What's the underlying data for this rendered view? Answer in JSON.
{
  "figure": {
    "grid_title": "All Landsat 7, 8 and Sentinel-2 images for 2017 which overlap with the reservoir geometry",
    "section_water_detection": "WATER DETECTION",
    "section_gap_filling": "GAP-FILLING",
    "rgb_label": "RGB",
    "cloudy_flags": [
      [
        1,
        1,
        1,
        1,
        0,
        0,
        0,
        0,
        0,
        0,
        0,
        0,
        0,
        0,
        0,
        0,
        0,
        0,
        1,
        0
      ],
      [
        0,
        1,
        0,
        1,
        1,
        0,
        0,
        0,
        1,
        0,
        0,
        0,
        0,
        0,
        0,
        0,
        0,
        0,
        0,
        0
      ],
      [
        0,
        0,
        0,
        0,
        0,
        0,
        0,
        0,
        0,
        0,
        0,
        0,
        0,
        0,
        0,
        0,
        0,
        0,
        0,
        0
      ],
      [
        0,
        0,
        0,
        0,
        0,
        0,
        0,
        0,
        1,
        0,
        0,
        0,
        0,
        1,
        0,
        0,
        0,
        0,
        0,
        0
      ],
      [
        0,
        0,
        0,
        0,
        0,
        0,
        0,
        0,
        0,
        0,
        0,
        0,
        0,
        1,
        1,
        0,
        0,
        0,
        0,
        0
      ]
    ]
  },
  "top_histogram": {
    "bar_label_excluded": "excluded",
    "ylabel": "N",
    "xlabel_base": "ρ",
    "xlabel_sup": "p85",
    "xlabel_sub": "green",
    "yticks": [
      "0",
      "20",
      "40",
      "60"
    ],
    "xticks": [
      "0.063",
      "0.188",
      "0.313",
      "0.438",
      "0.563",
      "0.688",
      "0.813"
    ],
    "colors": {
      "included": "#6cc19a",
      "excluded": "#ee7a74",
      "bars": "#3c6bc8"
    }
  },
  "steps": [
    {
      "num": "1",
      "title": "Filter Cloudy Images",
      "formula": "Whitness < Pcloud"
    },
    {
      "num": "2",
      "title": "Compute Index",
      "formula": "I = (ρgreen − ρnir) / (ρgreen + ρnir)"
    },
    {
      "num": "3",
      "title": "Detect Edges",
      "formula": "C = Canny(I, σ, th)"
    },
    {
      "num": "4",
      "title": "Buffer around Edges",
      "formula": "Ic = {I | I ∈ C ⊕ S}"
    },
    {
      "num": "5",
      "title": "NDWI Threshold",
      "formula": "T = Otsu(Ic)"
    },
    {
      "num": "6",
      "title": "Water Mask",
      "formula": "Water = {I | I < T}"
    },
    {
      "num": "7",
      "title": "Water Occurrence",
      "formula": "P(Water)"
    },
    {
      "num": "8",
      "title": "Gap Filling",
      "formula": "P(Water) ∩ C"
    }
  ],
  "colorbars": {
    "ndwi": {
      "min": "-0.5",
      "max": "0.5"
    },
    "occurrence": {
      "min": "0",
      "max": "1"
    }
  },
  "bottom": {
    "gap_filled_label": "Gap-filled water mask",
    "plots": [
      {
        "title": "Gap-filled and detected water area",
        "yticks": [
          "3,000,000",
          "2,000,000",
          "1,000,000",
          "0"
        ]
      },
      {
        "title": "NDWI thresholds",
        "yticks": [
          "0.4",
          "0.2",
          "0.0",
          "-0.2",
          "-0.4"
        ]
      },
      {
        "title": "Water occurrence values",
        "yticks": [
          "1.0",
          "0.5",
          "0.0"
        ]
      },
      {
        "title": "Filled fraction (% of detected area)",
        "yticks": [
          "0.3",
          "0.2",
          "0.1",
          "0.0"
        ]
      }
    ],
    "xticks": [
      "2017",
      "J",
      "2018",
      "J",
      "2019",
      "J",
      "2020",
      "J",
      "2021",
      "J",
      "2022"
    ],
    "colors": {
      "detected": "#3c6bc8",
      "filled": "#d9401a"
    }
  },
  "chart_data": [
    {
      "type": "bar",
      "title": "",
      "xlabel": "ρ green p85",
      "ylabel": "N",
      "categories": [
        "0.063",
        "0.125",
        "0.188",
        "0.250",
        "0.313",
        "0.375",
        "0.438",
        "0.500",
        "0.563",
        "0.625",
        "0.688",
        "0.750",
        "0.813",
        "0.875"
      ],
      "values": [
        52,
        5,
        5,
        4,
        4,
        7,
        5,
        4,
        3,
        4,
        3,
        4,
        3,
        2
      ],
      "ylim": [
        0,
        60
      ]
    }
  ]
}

----

[PROBLEM REQUIREMENTS] Each record above should be output again exactly.

[RESPONSE]
What's the underlying data for this rendered view? Answer in JSON.
{
  "figure": {
    "grid_title": "All Landsat 7, 8 and Sentinel-2 images for 2017 which overlap with the reservoir geometry",
    "section_water_detection": "WATER DETECTION",
    "section_gap_filling": "GAP-FILLING",
    "rgb_label": "RGB",
    "cloudy_flags": [
      [
        1,
        1,
        1,
        1,
        0,
        0,
        0,
        0,
        0,
        0,
        0,
        0,
        0,
        0,
        0,
        0,
        0,
        0,
        1,
        0
      ],
      [
        0,
        1,
        0,
        1,
        1,
        0,
        0,
        0,
        1,
        0,
        0,
        0,
        0,
        0,
        0,
        0,
        0,
        0,
        0,
        0
      ],
      [
        0,
        0,
        0,
        0,
        0,
        0,
        0,
        0,
        0,
        0,
        0,
        0,
        0,
        0,
        0,
        0,
        0,
        0,
        0,
        0
      ],
      [
        0,
        0,
        0,
        0,
        0,
        0,
        0,
        0,
        1,
        0,
        0,
        0,
        0,
        1,
        0,
        0,
        0,
        0,
        0,
        0
      ],
      [
        0,
        0,
        0,
        0,
        0,
        0,
        0,
        0,
        0,
        0,
        0,
        0,
        0,
        1,
        1,
        0,
        0,
        0,
        0,
        0
      ]
    ]
  },
  "top_histogram": {
    "bar_label_excluded": "excluded",
    "ylabel": "N",
    "xlabel_base": "ρ",
    "xlabel_sup": "p85",
    "xlabel_sub": "green",
    "yticks": [
      "0",
      "20",
      "40",
      "60"
    ],
    "xticks": [
      "0.063",
      "0.188",
      "0.313",
      "0.438",
      "0.563",
      "0.688",
      "0.813"
    ],
    "colors": {
      "included": "#6cc19a",
      "excluded": "#ee7a74",
      "bars": "#3c6bc8"
    }
  },
  "steps": [
    {
      "num": "1",
      "title": "Filter Cloudy Images",
      "formula": "Whitness < Pcloud"
    },
    {
      "num": "2",
      "title": "Compute Index",
      "formula": "I = (ρgreen − ρnir) / (ρgreen + ρnir)"
    },
    {
      "num": "3",
      "title": "Detect Edges",
      "formula": "C = Canny(I, σ, th)"
    },
    {
      "num": "4",
      "title": "Buffer around Edges",
      "formula": "Ic = {I | I ∈ C ⊕ S}"
    },
    {
      "num": "5",
      "title": "NDWI Threshold",
      "formula": "T = Otsu(Ic)"
    },
    {
      "num": "6",
      "title": "Water Mask",
      "formula": "Water = {I | I < T}"
    },
    {
      "num": "7",
      "title": "Water Occurrence",
      "formula": "P(Water)"
    },
    {
      "num": "8",
      "title": "Gap Filling",
      "formula": "P(Water) ∩ C"
    }
  ],
  "colorbars": {
    "ndwi": {
      "min": "-0.5",
      "max": "0.5"
    },
    "occurrence": {
      "min": "0",
      "max": "1"
    }
  },
  "bottom": {
    "gap_filled_label": "Gap-filled water mask",
    "plots": [
      {
        "title": "Gap-filled and detected water area",
        "yticks": [
          "3,000,000",
          "2,000,000",
          "1,000,000",
          "0"
        ]
      },
      {
        "title": "NDWI thresholds",
        "yticks": [
          "0.4",
          "0.2",
          "0.0",
          "-0.2",
          "-0.4"
        ]
      },
      {
        "title": "Water occurrence values",
        "yticks": [
          "1.0",
          "0.5",
          "0.0"
        ]
      },
      {
        "title": "Filled fraction (% of detected area)",
        "yticks": [
          "0.3",
          "0.2",
          "0.1",
          "0.0"
        ]
      }
    ],
    "xticks": [
      "2017",
      "J",
      "2018",
      "J",
      "2019",
      "J",
      "2020",
      "J",
      "2021",
      "J",
      "2022"
    ],
    "colors": {
      "detected": "#3c6bc8",
      "filled": "#d9401a"
    }
  },
  "chart_data": [
    {
      "type": "bar",
      "title": "",
      "xlabel": "ρ green p85",
      "ylabel": "N",
      "categories": [
        "0.063",
        "0.125",
        "0.188",
        "0.250",
        "0.313",
        "0.375",
        "0.438",
        "0.500",
        "0.563",
        "0.625",
        "0.688",
        "0.750",
        "0.813",
        "0.875"
      ],
      "values": [
        52,
        5,
        5,
        4,
        4,
        7,
        5,
        4,
        3,
        4,
        3,
        4,
        3,
        2
      ],
      "ylim": [
        0,
        60
      ]
    }
  ]
}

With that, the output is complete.